::: Dataset entries

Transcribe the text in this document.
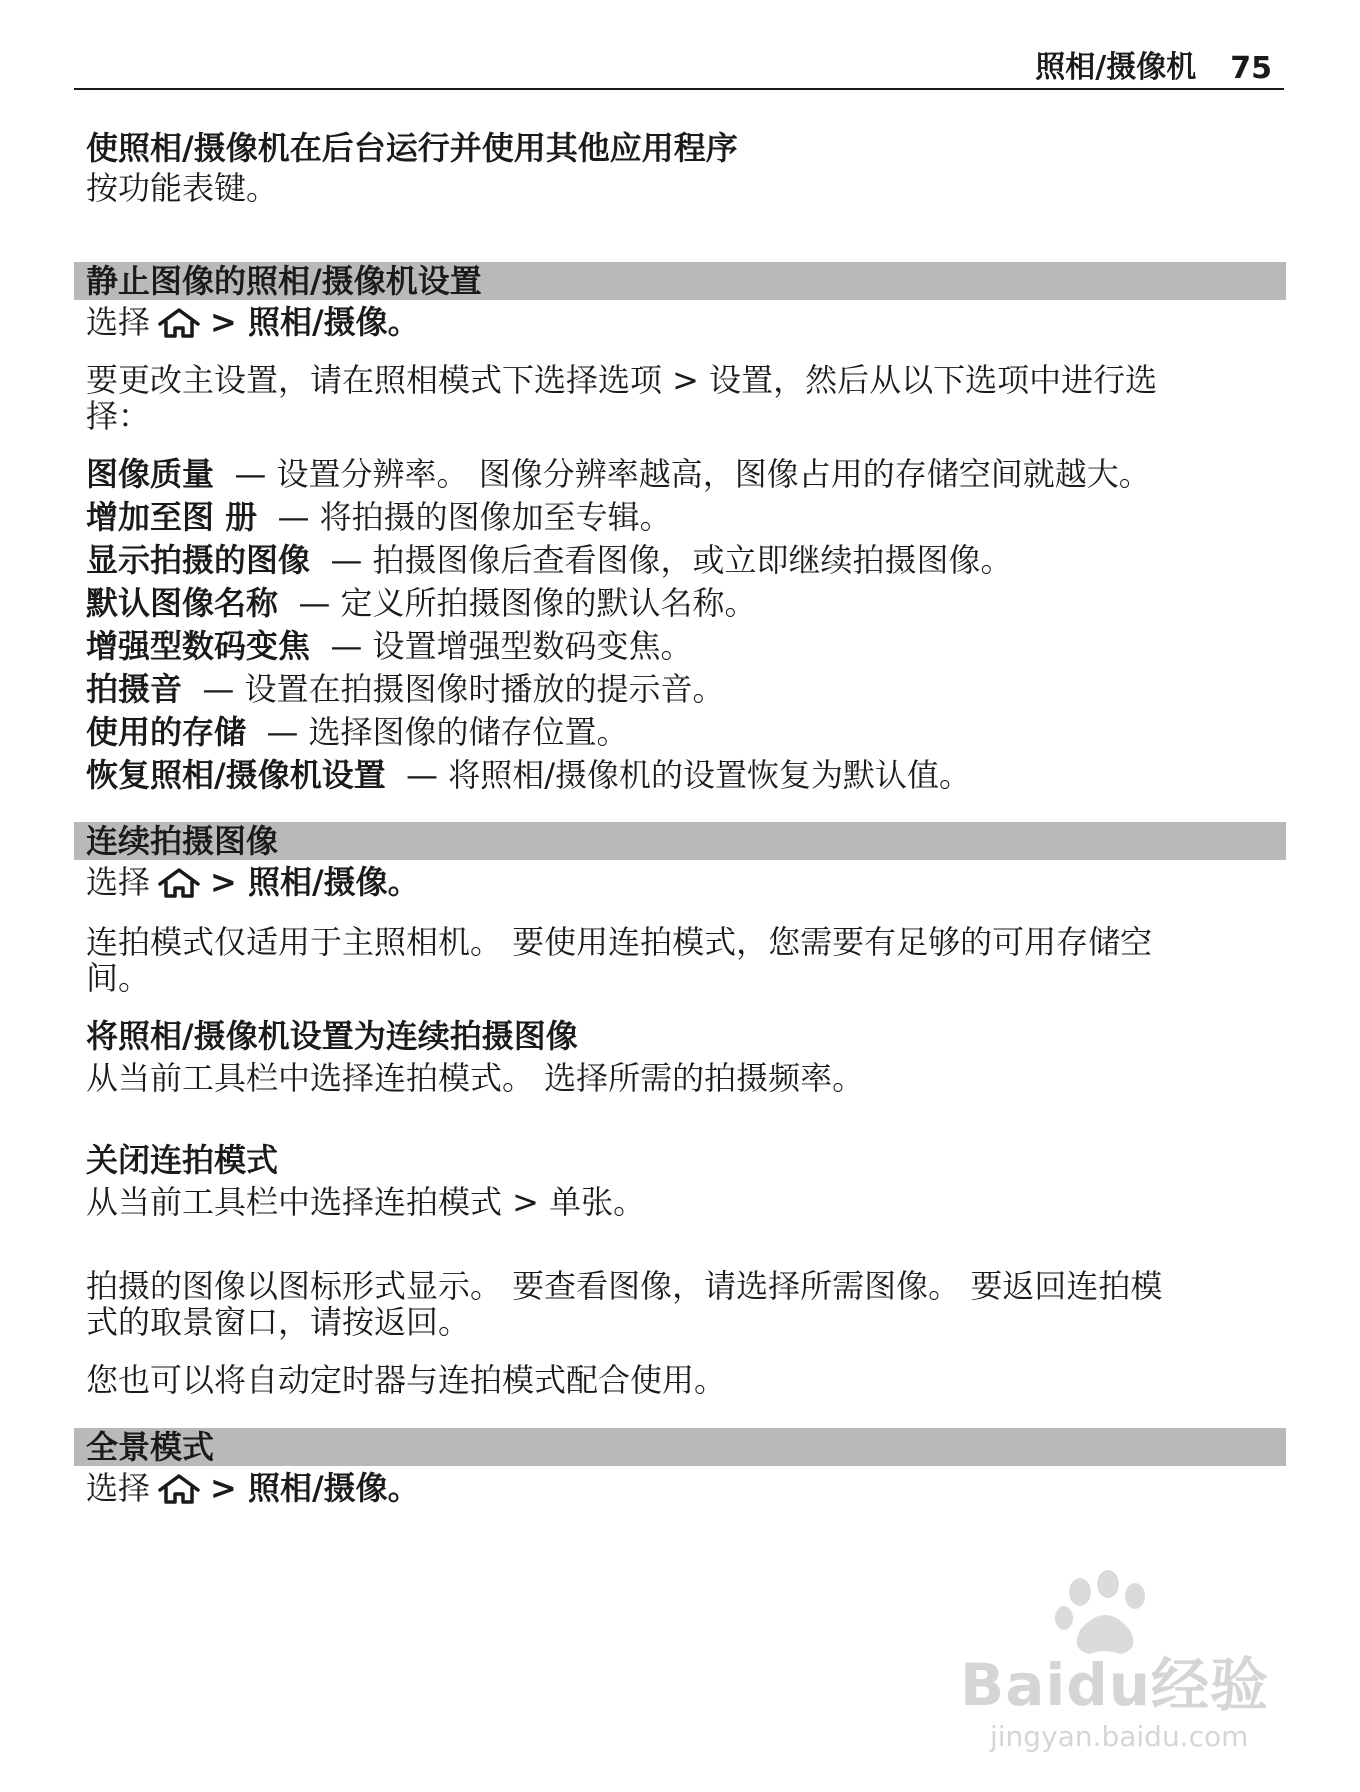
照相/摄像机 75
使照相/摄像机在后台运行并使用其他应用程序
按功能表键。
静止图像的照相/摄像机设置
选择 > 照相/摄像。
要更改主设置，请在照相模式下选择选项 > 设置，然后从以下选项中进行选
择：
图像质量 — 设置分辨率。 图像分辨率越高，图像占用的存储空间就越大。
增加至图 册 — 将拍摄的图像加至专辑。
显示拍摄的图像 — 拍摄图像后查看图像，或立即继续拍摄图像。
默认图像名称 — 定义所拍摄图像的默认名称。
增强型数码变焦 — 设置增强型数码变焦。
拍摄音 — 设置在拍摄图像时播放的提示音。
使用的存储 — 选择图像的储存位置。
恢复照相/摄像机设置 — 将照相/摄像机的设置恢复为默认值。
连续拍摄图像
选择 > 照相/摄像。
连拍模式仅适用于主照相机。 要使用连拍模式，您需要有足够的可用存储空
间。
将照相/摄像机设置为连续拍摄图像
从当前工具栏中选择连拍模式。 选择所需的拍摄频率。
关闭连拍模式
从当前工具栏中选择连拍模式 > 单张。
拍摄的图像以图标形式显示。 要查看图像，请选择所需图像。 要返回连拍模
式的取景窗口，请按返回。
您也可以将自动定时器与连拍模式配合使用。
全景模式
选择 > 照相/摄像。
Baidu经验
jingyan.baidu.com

::::::

Strip out the images, then output the records above word for word.

Transcribe the text in this document.
照相/摄像机 75
使照相/摄像机在后台运行并使用其他应用程序
按功能表键。
静止图像的照相/摄像机设置
选择 > 照相/摄像。
要更改主设置，请在照相模式下选择选项 > 设置，然后从以下选项中进行选
择：
图像质量 — 设置分辨率。 图像分辨率越高，图像占用的存储空间就越大。
增加至图 册 — 将拍摄的图像加至专辑。
显示拍摄的图像 — 拍摄图像后查看图像，或立即继续拍摄图像。
默认图像名称 — 定义所拍摄图像的默认名称。
增强型数码变焦 — 设置增强型数码变焦。
拍摄音 — 设置在拍摄图像时播放的提示音。
使用的存储 — 选择图像的储存位置。
恢复照相/摄像机设置 — 将照相/摄像机的设置恢复为默认值。
连续拍摄图像
选择 > 照相/摄像。
连拍模式仅适用于主照相机。 要使用连拍模式，您需要有足够的可用存储空
间。
将照相/摄像机设置为连续拍摄图像
从当前工具栏中选择连拍模式。 选择所需的拍摄频率。
关闭连拍模式
从当前工具栏中选择连拍模式 > 单张。
拍摄的图像以图标形式显示。 要查看图像，请选择所需图像。 要返回连拍模
式的取景窗口，请按返回。
您也可以将自动定时器与连拍模式配合使用。
全景模式
选择 > 照相/摄像。
Baidu经验
jingyan.baidu.com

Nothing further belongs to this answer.